§ TASK TO CARRY OUT:
Print the following records line for line, with no changes.

Dataset items
------------------------------------------------------------------------
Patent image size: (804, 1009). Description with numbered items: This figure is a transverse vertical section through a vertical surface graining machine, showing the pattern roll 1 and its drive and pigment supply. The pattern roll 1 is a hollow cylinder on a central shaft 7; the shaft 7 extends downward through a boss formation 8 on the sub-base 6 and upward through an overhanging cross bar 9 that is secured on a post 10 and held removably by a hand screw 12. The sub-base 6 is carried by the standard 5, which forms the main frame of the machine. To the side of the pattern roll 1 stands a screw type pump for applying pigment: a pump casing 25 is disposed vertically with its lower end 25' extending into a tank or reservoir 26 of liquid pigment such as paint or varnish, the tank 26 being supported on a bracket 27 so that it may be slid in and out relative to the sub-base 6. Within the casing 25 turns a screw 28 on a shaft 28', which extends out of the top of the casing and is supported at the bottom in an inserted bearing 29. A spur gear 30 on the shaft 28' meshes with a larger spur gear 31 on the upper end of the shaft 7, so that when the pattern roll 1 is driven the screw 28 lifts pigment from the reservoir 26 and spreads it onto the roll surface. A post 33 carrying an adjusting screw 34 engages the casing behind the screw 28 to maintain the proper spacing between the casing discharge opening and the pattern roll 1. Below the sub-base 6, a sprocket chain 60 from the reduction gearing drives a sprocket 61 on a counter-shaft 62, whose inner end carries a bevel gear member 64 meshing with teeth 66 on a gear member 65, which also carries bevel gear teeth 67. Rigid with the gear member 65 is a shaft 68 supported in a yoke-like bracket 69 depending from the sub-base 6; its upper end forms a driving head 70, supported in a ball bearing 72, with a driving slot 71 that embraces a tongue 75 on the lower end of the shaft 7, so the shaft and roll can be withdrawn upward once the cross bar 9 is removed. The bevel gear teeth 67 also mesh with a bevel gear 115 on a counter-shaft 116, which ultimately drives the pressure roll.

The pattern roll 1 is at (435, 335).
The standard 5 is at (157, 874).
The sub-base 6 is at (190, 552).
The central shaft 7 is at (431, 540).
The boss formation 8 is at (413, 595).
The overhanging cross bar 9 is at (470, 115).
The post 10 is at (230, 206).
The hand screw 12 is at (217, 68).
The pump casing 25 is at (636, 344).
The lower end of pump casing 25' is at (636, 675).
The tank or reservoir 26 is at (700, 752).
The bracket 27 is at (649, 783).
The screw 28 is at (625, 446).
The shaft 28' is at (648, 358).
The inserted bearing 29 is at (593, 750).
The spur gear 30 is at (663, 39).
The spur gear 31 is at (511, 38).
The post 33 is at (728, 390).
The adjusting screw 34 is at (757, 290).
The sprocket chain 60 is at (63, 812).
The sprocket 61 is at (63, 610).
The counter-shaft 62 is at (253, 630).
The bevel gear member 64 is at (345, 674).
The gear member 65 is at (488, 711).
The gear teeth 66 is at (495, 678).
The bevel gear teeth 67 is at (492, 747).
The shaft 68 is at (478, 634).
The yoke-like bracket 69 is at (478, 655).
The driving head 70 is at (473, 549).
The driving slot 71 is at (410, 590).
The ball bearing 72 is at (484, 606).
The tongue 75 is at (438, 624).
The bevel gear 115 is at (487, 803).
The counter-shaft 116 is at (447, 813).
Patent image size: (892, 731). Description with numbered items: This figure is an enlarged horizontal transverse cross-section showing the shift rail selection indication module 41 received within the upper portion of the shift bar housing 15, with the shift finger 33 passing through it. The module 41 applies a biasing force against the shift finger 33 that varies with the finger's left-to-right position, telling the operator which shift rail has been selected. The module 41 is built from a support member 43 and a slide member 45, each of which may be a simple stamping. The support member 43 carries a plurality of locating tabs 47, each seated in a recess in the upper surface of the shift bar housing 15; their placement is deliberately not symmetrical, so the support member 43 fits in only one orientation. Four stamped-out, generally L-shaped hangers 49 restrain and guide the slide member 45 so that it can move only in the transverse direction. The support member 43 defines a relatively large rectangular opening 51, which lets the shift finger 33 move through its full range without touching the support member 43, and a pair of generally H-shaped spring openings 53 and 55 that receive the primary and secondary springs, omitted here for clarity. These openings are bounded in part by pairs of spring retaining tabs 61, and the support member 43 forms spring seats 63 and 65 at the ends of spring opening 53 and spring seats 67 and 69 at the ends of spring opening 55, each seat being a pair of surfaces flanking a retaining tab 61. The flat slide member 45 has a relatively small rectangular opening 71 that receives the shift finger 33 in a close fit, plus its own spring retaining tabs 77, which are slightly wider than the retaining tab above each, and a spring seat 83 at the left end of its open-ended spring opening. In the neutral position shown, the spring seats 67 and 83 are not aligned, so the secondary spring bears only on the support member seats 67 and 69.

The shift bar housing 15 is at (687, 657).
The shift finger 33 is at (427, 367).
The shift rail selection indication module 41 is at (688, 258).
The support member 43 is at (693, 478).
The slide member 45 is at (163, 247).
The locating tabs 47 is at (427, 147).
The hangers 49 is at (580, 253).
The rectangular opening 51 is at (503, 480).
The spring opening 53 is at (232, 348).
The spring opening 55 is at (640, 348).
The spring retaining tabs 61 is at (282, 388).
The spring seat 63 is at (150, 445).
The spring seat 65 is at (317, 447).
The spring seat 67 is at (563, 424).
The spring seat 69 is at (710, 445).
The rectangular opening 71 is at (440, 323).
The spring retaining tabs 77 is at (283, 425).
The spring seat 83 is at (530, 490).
------------------------------------------------------------------------
§ FINAL ANSWER:
Patent image size: (804, 1009). Description with numbered items: This figure is a transverse vertical section through a vertical surface graining machine, showing the pattern roll 1 and its drive and pigment supply. The pattern roll 1 is a hollow cylinder on a central shaft 7; the shaft 7 extends downward through a boss formation 8 on the sub-base 6 and upward through an overhanging cross bar 9 that is secured on a post 10 and held removably by a hand screw 12. The sub-base 6 is carried by the standard 5, which forms the main frame of the machine. To the side of the pattern roll 1 stands a screw type pump for applying pigment: a pump casing 25 is disposed vertically with its lower end 25' extending into a tank or reservoir 26 of liquid pigment such as paint or varnish, the tank 26 being supported on a bracket 27 so that it may be slid in and out relative to the sub-base 6. Within the casing 25 turns a screw 28 on a shaft 28', which extends out of the top of the casing and is supported at the bottom in an inserted bearing 29. A spur gear 30 on the shaft 28' meshes with a larger spur gear 31 on the upper end of the shaft 7, so that when the pattern roll 1 is driven the screw 28 lifts pigment from the reservoir 26 and spreads it onto the roll surface. A post 33 carrying an adjusting screw 34 engages the casing behind the screw 28 to maintain the proper spacing between the casing discharge opening and the pattern roll 1. Below the sub-base 6, a sprocket chain 60 from the reduction gearing drives a sprocket 61 on a counter-shaft 62, whose inner end carries a bevel gear member 64 meshing with teeth 66 on a gear member 65, which also carries bevel gear teeth 67. Rigid with the gear member 65 is a shaft 68 supported in a yoke-like bracket 69 depending from the sub-base 6; its upper end forms a driving head 70, supported in a ball bearing 72, with a driving slot 71 that embraces a tongue 75 on the lower end of the shaft 7, so the shaft and roll can be withdrawn upward once the cross bar 9 is removed. The bevel gear teeth 67 also mesh with a bevel gear 115 on a counter-shaft 116, which ultimately drives the pressure roll.

The pattern roll 1 is at (435, 335).
The standard 5 is at (157, 874).
The sub-base 6 is at (190, 552).
The central shaft 7 is at (431, 540).
The boss formation 8 is at (413, 595).
The overhanging cross bar 9 is at (470, 115).
The post 10 is at (230, 206).
The hand screw 12 is at (217, 68).
The pump casing 25 is at (636, 344).
The lower end of pump casing 25' is at (636, 675).
The tank or reservoir 26 is at (700, 752).
The bracket 27 is at (649, 783).
The screw 28 is at (625, 446).
The shaft 28' is at (648, 358).
The inserted bearing 29 is at (593, 750).
The spur gear 30 is at (663, 39).
The spur gear 31 is at (511, 38).
The post 33 is at (728, 390).
The adjusting screw 34 is at (757, 290).
The sprocket chain 60 is at (63, 812).
The sprocket 61 is at (63, 610).
The counter-shaft 62 is at (253, 630).
The bevel gear member 64 is at (345, 674).
The gear member 65 is at (488, 711).
The gear teeth 66 is at (495, 678).
The bevel gear teeth 67 is at (492, 747).
The shaft 68 is at (478, 634).
The yoke-like bracket 69 is at (478, 655).
The driving head 70 is at (473, 549).
The driving slot 71 is at (410, 590).
The ball bearing 72 is at (484, 606).
The tongue 75 is at (438, 624).
The bevel gear 115 is at (487, 803).
The counter-shaft 116 is at (447, 813).
Patent image size: (892, 731). Description with numbered items: This figure is an enlarged horizontal transverse cross-section showing the shift rail selection indication module 41 received within the upper portion of the shift bar housing 15, with the shift finger 33 passing through it. The module 41 applies a biasing force against the shift finger 33 that varies with the finger's left-to-right position, telling the operator which shift rail has been selected. The module 41 is built from a support member 43 and a slide member 45, each of which may be a simple stamping. The support member 43 carries a plurality of locating tabs 47, each seated in a recess in the upper surface of the shift bar housing 15; their placement is deliberately not symmetrical, so the support member 43 fits in only one orientation. Four stamped-out, generally L-shaped hangers 49 restrain and guide the slide member 45 so that it can move only in the transverse direction. The support member 43 defines a relatively large rectangular opening 51, which lets the shift finger 33 move through its full range without touching the support member 43, and a pair of generally H-shaped spring openings 53 and 55 that receive the primary and secondary springs, omitted here for clarity. These openings are bounded in part by pairs of spring retaining tabs 61, and the support member 43 forms spring seats 63 and 65 at the ends of spring opening 53 and spring seats 67 and 69 at the ends of spring opening 55, each seat being a pair of surfaces flanking a retaining tab 61. The flat slide member 45 has a relatively small rectangular opening 71 that receives the shift finger 33 in a close fit, plus its own spring retaining tabs 77, which are slightly wider than the retaining tab above each, and a spring seat 83 at the left end of its open-ended spring opening. In the neutral position shown, the spring seats 67 and 83 are not aligned, so the secondary spring bears only on the support member seats 67 and 69.

The shift bar housing 15 is at (687, 657).
The shift finger 33 is at (427, 367).
The shift rail selection indication module 41 is at (688, 258).
The support member 43 is at (693, 478).
The slide member 45 is at (163, 247).
The locating tabs 47 is at (427, 147).
The hangers 49 is at (580, 253).
The rectangular opening 51 is at (503, 480).
The spring opening 53 is at (232, 348).
The spring opening 55 is at (640, 348).
The spring retaining tabs 61 is at (282, 388).
The spring seat 63 is at (150, 445).
The spring seat 65 is at (317, 447).
The spring seat 67 is at (563, 424).
The spring seat 69 is at (710, 445).
The rectangular opening 71 is at (440, 323).
The spring retaining tabs 77 is at (283, 425).
The spring seat 83 is at (530, 490).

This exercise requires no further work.